## WHAT YOU NEED TO DO
Each line of the material below that holds the word "Main" needs to be copied.

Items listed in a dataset
* START *
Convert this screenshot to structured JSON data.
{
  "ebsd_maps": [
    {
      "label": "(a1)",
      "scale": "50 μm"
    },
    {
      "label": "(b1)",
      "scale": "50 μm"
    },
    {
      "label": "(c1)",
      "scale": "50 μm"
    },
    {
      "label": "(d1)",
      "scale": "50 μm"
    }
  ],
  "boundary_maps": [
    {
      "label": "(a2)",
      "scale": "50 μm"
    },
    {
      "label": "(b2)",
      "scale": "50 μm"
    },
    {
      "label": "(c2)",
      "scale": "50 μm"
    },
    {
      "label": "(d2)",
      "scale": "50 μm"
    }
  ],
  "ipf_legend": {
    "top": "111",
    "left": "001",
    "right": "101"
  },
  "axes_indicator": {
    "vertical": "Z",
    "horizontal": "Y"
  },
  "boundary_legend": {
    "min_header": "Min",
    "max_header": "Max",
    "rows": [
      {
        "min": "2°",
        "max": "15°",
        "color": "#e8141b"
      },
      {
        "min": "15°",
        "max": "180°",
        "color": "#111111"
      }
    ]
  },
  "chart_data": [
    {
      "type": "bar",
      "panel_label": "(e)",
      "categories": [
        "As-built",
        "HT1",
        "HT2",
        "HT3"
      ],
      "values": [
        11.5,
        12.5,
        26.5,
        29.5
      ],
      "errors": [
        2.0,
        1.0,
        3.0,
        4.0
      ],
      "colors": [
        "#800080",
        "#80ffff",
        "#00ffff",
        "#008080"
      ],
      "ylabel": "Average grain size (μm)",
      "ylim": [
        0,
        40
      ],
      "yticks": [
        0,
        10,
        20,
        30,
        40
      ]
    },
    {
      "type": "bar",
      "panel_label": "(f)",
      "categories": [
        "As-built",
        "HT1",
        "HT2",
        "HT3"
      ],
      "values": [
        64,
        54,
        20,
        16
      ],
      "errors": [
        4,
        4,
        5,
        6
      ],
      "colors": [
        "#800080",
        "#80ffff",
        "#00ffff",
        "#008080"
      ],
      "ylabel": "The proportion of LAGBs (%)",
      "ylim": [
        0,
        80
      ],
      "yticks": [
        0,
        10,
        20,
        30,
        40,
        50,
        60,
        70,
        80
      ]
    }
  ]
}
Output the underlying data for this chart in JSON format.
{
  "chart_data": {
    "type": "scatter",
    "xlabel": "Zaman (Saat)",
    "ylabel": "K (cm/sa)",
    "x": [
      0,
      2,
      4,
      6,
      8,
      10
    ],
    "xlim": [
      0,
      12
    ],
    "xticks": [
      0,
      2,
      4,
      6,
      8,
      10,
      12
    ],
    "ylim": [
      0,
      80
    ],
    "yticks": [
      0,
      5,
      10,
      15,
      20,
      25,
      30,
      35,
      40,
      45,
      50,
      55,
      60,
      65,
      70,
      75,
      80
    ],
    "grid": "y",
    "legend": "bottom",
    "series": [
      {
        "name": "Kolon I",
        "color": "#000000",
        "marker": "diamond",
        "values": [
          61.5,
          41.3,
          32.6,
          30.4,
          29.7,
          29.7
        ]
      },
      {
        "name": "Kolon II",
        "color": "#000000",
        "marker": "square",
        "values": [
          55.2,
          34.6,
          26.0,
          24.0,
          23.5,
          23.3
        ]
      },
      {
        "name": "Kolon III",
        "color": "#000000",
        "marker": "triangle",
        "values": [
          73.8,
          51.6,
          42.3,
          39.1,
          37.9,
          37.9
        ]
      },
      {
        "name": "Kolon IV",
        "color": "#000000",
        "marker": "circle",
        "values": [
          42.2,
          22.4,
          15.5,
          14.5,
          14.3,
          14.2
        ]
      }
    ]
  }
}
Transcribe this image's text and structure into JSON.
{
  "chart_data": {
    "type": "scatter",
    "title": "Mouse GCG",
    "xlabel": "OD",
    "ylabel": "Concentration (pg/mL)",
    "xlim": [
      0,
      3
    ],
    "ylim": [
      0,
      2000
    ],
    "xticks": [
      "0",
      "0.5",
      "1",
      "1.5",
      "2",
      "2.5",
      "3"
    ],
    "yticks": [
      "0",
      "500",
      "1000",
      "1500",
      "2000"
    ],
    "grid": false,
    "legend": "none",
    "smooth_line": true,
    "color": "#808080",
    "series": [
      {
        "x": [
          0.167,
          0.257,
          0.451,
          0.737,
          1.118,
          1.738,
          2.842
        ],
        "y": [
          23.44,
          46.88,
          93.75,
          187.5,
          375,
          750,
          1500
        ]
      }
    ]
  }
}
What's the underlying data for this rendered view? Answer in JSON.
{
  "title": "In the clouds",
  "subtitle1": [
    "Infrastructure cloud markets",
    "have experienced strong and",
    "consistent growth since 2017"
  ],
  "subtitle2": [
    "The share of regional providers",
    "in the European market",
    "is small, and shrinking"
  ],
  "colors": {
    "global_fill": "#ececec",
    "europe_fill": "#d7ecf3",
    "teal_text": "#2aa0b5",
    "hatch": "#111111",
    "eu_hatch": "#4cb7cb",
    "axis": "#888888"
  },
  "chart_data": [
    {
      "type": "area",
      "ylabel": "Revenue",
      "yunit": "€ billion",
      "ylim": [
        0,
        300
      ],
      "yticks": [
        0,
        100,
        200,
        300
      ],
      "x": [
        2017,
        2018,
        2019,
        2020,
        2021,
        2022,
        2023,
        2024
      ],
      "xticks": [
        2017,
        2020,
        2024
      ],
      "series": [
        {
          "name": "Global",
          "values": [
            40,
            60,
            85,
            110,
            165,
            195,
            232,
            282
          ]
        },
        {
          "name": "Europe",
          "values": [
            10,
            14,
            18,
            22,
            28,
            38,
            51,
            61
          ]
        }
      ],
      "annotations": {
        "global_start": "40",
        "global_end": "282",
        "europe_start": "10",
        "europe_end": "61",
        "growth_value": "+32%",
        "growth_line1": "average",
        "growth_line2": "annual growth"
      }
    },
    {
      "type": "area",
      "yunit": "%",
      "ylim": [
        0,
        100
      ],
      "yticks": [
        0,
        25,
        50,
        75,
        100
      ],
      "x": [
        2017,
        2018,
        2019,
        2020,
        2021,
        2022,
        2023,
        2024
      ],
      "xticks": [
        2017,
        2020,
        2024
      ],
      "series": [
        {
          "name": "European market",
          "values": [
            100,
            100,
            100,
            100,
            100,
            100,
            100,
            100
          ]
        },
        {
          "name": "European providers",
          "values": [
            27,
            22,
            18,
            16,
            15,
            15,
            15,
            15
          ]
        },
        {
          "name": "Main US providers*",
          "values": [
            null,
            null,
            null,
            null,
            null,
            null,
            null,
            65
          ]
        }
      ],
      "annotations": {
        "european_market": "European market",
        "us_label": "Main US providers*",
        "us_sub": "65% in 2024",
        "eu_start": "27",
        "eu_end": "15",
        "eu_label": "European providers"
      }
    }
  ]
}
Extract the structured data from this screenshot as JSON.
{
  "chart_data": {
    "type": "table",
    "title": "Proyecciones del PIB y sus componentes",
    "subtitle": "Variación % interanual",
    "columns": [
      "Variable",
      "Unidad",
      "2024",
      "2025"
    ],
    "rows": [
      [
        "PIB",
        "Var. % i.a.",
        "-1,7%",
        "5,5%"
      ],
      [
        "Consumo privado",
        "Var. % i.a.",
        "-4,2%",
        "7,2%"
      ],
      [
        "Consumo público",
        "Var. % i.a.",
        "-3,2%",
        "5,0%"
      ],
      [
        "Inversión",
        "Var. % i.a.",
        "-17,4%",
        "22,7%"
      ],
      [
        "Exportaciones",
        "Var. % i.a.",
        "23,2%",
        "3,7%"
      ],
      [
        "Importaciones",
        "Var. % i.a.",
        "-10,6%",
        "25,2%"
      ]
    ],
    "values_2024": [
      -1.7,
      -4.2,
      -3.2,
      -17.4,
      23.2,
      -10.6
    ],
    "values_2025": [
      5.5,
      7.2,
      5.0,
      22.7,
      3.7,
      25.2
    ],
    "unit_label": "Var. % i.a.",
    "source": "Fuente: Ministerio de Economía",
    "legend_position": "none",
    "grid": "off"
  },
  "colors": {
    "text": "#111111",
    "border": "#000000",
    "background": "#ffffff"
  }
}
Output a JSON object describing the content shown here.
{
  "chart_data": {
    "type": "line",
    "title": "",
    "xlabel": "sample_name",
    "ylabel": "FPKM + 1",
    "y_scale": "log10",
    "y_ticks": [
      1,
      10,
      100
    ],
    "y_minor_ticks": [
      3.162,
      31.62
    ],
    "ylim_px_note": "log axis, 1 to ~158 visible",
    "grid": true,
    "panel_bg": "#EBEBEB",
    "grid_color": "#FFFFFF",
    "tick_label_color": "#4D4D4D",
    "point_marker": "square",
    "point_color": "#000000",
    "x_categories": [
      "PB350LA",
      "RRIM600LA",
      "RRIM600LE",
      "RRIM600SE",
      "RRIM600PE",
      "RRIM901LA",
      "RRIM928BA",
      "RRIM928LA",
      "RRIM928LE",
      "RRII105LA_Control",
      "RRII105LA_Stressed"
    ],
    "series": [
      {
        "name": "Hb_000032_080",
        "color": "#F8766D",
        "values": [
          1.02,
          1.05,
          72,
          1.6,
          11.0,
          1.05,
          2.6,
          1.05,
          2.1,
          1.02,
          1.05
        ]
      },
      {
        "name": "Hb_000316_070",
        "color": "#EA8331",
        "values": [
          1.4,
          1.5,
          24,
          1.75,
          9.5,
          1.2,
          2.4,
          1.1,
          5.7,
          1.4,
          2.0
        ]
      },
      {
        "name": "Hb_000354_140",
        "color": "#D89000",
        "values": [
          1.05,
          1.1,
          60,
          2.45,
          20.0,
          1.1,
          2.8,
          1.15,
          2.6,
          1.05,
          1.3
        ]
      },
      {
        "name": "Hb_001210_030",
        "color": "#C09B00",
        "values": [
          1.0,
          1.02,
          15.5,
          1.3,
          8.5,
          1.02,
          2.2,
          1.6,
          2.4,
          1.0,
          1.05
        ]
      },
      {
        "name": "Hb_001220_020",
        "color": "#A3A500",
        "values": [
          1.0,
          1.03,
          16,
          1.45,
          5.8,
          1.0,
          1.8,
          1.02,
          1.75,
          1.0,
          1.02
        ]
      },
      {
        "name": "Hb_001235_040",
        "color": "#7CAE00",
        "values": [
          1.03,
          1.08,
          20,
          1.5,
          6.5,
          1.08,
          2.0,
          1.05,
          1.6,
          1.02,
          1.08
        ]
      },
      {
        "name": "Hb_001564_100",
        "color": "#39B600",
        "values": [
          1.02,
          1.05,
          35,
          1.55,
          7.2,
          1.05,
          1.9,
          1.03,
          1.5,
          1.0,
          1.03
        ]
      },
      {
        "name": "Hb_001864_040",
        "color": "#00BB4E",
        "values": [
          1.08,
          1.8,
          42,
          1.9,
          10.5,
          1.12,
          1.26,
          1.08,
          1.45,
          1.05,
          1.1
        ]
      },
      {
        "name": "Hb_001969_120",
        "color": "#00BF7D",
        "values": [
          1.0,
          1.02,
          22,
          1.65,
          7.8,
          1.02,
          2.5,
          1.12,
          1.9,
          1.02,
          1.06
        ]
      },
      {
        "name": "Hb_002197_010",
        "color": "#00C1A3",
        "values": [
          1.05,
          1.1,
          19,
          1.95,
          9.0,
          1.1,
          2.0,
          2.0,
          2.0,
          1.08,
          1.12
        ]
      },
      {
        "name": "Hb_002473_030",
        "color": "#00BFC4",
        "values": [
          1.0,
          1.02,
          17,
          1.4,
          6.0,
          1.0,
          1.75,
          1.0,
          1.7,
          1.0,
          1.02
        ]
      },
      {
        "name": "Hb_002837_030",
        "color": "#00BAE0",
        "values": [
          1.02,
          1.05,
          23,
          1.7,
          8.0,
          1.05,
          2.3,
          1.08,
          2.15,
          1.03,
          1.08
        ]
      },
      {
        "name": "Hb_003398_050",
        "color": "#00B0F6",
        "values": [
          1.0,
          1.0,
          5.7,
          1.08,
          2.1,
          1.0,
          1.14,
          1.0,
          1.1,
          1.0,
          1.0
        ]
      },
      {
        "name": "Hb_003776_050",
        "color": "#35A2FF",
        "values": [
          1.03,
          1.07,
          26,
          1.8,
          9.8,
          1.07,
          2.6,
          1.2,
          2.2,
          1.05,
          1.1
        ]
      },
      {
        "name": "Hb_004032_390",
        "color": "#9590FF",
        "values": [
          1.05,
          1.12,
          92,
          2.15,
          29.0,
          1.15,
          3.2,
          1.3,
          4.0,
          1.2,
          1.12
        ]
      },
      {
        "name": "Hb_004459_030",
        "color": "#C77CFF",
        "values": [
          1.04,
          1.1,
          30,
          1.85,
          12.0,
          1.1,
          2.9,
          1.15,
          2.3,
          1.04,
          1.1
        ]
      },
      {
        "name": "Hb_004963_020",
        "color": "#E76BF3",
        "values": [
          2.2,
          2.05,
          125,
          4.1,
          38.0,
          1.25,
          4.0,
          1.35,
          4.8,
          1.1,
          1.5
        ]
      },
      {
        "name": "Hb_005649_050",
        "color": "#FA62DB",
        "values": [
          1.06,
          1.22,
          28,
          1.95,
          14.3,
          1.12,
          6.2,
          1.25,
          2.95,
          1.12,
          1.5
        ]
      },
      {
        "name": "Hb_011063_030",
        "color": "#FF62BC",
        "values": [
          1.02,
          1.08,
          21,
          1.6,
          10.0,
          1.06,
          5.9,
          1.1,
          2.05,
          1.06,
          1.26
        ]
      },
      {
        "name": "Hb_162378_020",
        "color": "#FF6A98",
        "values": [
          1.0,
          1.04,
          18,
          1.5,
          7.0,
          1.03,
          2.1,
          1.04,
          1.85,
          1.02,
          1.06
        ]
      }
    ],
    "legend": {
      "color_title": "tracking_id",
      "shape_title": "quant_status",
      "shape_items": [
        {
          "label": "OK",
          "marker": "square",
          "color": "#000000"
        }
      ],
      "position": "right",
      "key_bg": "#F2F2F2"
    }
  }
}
* END *
## SOLUTION TO THE PROBLEM
          "name": "Main US providers*",
        "us_label": "Main US providers*",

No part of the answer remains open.